* _PROBLEM STATEMENT_:
Reproduce the whole listing, character for character.

-- START PROVIDED RECORDS --

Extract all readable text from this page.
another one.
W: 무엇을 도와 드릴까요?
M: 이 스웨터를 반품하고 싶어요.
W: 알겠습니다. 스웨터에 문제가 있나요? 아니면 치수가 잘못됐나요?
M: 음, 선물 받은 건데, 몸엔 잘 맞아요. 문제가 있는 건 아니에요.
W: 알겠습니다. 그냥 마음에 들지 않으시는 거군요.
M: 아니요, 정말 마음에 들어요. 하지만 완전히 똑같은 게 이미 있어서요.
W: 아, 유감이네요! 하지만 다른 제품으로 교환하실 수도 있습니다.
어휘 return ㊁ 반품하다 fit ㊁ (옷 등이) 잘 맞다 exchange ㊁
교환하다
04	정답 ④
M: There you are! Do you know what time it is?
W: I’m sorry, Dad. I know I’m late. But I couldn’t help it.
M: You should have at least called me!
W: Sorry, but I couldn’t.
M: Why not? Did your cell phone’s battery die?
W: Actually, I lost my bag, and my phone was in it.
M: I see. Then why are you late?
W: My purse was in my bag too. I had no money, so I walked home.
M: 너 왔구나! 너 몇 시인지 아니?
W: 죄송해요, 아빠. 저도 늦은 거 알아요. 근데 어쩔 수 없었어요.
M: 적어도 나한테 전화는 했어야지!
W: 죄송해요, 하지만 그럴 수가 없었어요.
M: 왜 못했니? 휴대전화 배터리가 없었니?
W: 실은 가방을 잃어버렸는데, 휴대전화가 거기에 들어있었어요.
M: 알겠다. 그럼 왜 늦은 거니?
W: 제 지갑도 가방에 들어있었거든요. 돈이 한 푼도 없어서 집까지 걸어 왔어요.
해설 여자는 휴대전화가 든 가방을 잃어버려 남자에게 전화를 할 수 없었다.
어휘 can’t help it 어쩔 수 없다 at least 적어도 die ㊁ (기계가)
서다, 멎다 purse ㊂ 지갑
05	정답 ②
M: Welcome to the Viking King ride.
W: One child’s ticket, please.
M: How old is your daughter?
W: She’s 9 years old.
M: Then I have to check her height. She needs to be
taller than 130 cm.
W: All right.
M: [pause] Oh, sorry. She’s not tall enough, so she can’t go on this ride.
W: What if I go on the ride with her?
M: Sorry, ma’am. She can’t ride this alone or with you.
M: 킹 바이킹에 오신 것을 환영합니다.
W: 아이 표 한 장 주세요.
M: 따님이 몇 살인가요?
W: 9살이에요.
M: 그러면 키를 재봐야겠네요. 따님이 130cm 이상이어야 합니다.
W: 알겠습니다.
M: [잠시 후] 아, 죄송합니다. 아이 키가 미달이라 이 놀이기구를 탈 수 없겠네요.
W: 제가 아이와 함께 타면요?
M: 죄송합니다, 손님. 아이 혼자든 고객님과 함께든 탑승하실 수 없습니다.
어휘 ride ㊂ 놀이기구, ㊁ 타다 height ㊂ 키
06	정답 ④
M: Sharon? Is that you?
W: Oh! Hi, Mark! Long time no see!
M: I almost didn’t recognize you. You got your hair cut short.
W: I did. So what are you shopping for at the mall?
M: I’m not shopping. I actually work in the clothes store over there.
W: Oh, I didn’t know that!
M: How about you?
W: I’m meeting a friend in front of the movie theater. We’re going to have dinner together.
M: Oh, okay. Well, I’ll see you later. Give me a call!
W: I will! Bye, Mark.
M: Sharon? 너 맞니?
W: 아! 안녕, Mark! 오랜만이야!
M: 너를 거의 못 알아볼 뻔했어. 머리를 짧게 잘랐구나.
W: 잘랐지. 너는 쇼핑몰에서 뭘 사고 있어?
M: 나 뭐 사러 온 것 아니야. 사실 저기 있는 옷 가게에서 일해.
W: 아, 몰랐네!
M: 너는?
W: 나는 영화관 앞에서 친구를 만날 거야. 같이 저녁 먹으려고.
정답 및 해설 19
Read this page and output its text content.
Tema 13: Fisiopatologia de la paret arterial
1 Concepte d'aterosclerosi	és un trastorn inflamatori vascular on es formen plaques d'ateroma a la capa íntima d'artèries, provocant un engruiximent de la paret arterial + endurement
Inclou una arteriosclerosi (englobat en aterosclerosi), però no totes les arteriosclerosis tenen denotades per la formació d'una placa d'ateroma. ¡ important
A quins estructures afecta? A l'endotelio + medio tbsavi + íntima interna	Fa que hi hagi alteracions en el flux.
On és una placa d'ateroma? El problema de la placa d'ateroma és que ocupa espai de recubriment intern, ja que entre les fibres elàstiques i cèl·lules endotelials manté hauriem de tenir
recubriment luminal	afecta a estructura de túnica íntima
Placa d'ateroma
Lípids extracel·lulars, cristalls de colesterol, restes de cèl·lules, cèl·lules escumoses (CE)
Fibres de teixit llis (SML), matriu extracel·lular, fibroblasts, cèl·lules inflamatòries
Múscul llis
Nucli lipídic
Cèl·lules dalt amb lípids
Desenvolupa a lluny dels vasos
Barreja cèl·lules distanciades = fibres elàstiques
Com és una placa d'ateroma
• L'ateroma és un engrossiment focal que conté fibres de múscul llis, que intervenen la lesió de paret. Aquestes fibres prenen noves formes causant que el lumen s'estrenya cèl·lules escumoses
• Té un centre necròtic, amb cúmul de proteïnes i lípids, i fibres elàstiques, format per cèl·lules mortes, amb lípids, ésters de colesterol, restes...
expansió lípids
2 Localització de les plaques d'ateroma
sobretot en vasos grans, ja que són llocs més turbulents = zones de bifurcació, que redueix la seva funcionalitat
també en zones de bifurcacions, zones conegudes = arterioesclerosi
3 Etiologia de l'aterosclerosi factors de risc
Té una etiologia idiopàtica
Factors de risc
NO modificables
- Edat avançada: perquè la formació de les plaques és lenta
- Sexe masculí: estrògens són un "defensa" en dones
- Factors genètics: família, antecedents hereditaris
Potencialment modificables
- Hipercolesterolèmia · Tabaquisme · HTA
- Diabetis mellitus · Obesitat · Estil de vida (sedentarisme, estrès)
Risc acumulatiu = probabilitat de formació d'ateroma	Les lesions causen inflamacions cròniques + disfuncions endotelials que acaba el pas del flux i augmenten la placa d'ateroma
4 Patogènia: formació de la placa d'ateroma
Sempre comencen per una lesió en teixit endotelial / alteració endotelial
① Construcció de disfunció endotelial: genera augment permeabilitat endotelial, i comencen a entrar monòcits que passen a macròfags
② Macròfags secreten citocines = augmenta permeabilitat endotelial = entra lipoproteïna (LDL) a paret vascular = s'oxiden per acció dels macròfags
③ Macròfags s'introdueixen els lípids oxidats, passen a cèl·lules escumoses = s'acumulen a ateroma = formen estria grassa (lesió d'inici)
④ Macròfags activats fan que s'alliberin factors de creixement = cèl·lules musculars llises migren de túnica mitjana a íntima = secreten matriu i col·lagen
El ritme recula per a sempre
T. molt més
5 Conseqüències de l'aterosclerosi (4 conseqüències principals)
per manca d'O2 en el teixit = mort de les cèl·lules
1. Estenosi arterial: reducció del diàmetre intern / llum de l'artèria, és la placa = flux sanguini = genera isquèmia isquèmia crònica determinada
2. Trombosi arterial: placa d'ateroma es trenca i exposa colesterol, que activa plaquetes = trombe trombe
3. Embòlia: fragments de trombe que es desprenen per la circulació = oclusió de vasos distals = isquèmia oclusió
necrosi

-- END PROVIDED RECORDS --

* _ANSWER_:
Extract all readable text from this page.
another one.
W: 무엇을 도와 드릴까요?
M: 이 스웨터를 반품하고 싶어요.
W: 알겠습니다. 스웨터에 문제가 있나요? 아니면 치수가 잘못됐나요?
M: 음, 선물 받은 건데, 몸엔 잘 맞아요. 문제가 있는 건 아니에요.
W: 알겠습니다. 그냥 마음에 들지 않으시는 거군요.
M: 아니요, 정말 마음에 들어요. 하지만 완전히 똑같은 게 이미 있어서요.
W: 아, 유감이네요! 하지만 다른 제품으로 교환하실 수도 있습니다.
어휘 return ㊁ 반품하다 fit ㊁ (옷 등이) 잘 맞다 exchange ㊁
교환하다
04	정답 ④
M: There you are! Do you know what time it is?
W: I’m sorry, Dad. I know I’m late. But I couldn’t help it.
M: You should have at least called me!
W: Sorry, but I couldn’t.
M: Why not? Did your cell phone’s battery die?
W: Actually, I lost my bag, and my phone was in it.
M: I see. Then why are you late?
W: My purse was in my bag too. I had no money, so I walked home.
M: 너 왔구나! 너 몇 시인지 아니?
W: 죄송해요, 아빠. 저도 늦은 거 알아요. 근데 어쩔 수 없었어요.
M: 적어도 나한테 전화는 했어야지!
W: 죄송해요, 하지만 그럴 수가 없었어요.
M: 왜 못했니? 휴대전화 배터리가 없었니?
W: 실은 가방을 잃어버렸는데, 휴대전화가 거기에 들어있었어요.
M: 알겠다. 그럼 왜 늦은 거니?
W: 제 지갑도 가방에 들어있었거든요. 돈이 한 푼도 없어서 집까지 걸어 왔어요.
해설 여자는 휴대전화가 든 가방을 잃어버려 남자에게 전화를 할 수 없었다.
어휘 can’t help it 어쩔 수 없다 at least 적어도 die ㊁ (기계가)
서다, 멎다 purse ㊂ 지갑
05	정답 ②
M: Welcome to the Viking King ride.
W: One child’s ticket, please.
M: How old is your daughter?
W: She’s 9 years old.
M: Then I have to check her height. She needs to be
taller than 130 cm.
W: All right.
M: [pause] Oh, sorry. She’s not tall enough, so she can’t go on this ride.
W: What if I go on the ride with her?
M: Sorry, ma’am. She can’t ride this alone or with you.
M: 킹 바이킹에 오신 것을 환영합니다.
W: 아이 표 한 장 주세요.
M: 따님이 몇 살인가요?
W: 9살이에요.
M: 그러면 키를 재봐야겠네요. 따님이 130cm 이상이어야 합니다.
W: 알겠습니다.
M: [잠시 후] 아, 죄송합니다. 아이 키가 미달이라 이 놀이기구를 탈 수 없겠네요.
W: 제가 아이와 함께 타면요?
M: 죄송합니다, 손님. 아이 혼자든 고객님과 함께든 탑승하실 수 없습니다.
어휘 ride ㊂ 놀이기구, ㊁ 타다 height ㊂ 키
06	정답 ④
M: Sharon? Is that you?
W: Oh! Hi, Mark! Long time no see!
M: I almost didn’t recognize you. You got your hair cut short.
W: I did. So what are you shopping for at the mall?
M: I’m not shopping. I actually work in the clothes store over there.
W: Oh, I didn’t know that!
M: How about you?
W: I’m meeting a friend in front of the movie theater. We’re going to have dinner together.
M: Oh, okay. Well, I’ll see you later. Give me a call!
W: I will! Bye, Mark.
M: Sharon? 너 맞니?
W: 아! 안녕, Mark! 오랜만이야!
M: 너를 거의 못 알아볼 뻔했어. 머리를 짧게 잘랐구나.
W: 잘랐지. 너는 쇼핑몰에서 뭘 사고 있어?
M: 나 뭐 사러 온 것 아니야. 사실 저기 있는 옷 가게에서 일해.
W: 아, 몰랐네!
M: 너는?
W: 나는 영화관 앞에서 친구를 만날 거야. 같이 저녁 먹으려고.
정답 및 해설 19
Read this page and output its text content.
Tema 13: Fisiopatologia de la paret arterial
1 Concepte d'aterosclerosi	és un trastorn inflamatori vascular on es formen plaques d'ateroma a la capa íntima d'artèries, provocant un engruiximent de la paret arterial + endurement
Inclou una arteriosclerosi (englobat en aterosclerosi), però no totes les arteriosclerosis tenen denotades per la formació d'una placa d'ateroma. ¡ important
A quins estructures afecta? A l'endotelio + medio tbsavi + íntima interna	Fa que hi hagi alteracions en el flux.
On és una placa d'ateroma? El problema de la placa d'ateroma és que ocupa espai de recubriment intern, ja que entre les fibres elàstiques i cèl·lules endotelials manté hauriem de tenir
recubriment luminal	afecta a estructura de túnica íntima
Placa d'ateroma
Lípids extracel·lulars, cristalls de colesterol, restes de cèl·lules, cèl·lules escumoses (CE)
Fibres de teixit llis (SML), matriu extracel·lular, fibroblasts, cèl·lules inflamatòries
Múscul llis
Nucli lipídic
Cèl·lules dalt amb lípids
Desenvolupa a lluny dels vasos
Barreja cèl·lules distanciades = fibres elàstiques
Com és una placa d'ateroma
• L'ateroma és un engrossiment focal que conté fibres de múscul llis, que intervenen la lesió de paret. Aquestes fibres prenen noves formes causant que el lumen s'estrenya cèl·lules escumoses
• Té un centre necròtic, amb cúmul de proteïnes i lípids, i fibres elàstiques, format per cèl·lules mortes, amb lípids, ésters de colesterol, restes...
expansió lípids
2 Localització de les plaques d'ateroma
sobretot en vasos grans, ja que són llocs més turbulents = zones de bifurcació, que redueix la seva funcionalitat
també en zones de bifurcacions, zones conegudes = arterioesclerosi
3 Etiologia de l'aterosclerosi factors de risc
Té una etiologia idiopàtica
Factors de risc
NO modificables
- Edat avançada: perquè la formació de les plaques és lenta
- Sexe masculí: estrògens són un "defensa" en dones
- Factors genètics: família, antecedents hereditaris
Potencialment modificables
- Hipercolesterolèmia · Tabaquisme · HTA
- Diabetis mellitus · Obesitat · Estil de vida (sedentarisme, estrès)
Risc acumulatiu = probabilitat de formació d'ateroma	Les lesions causen inflamacions cròniques + disfuncions endotelials que acaba el pas del flux i augmenten la placa d'ateroma
4 Patogènia: formació de la placa d'ateroma
Sempre comencen per una lesió en teixit endotelial / alteració endotelial
① Construcció de disfunció endotelial: genera augment permeabilitat endotelial, i comencen a entrar monòcits que passen a macròfags
② Macròfags secreten citocines = augmenta permeabilitat endotelial = entra lipoproteïna (LDL) a paret vascular = s'oxiden per acció dels macròfags
③ Macròfags s'introdueixen els lípids oxidats, passen a cèl·lules escumoses = s'acumulen a ateroma = formen estria grassa (lesió d'inici)
④ Macròfags activats fan que s'alliberin factors de creixement = cèl·lules musculars llises migren de túnica mitjana a íntima = secreten matriu i col·lagen
El ritme recula per a sempre
T. molt més
5 Conseqüències de l'aterosclerosi (4 conseqüències principals)
per manca d'O2 en el teixit = mort de les cèl·lules
1. Estenosi arterial: reducció del diàmetre intern / llum de l'artèria, és la placa = flux sanguini = genera isquèmia isquèmia crònica determinada
2. Trombosi arterial: placa d'ateroma es trenca i exposa colesterol, que activa plaquetes = trombe trombe
3. Embòlia: fragments de trombe que es desprenen per la circulació = oclusió de vasos distals = isquèmia oclusió
necrosi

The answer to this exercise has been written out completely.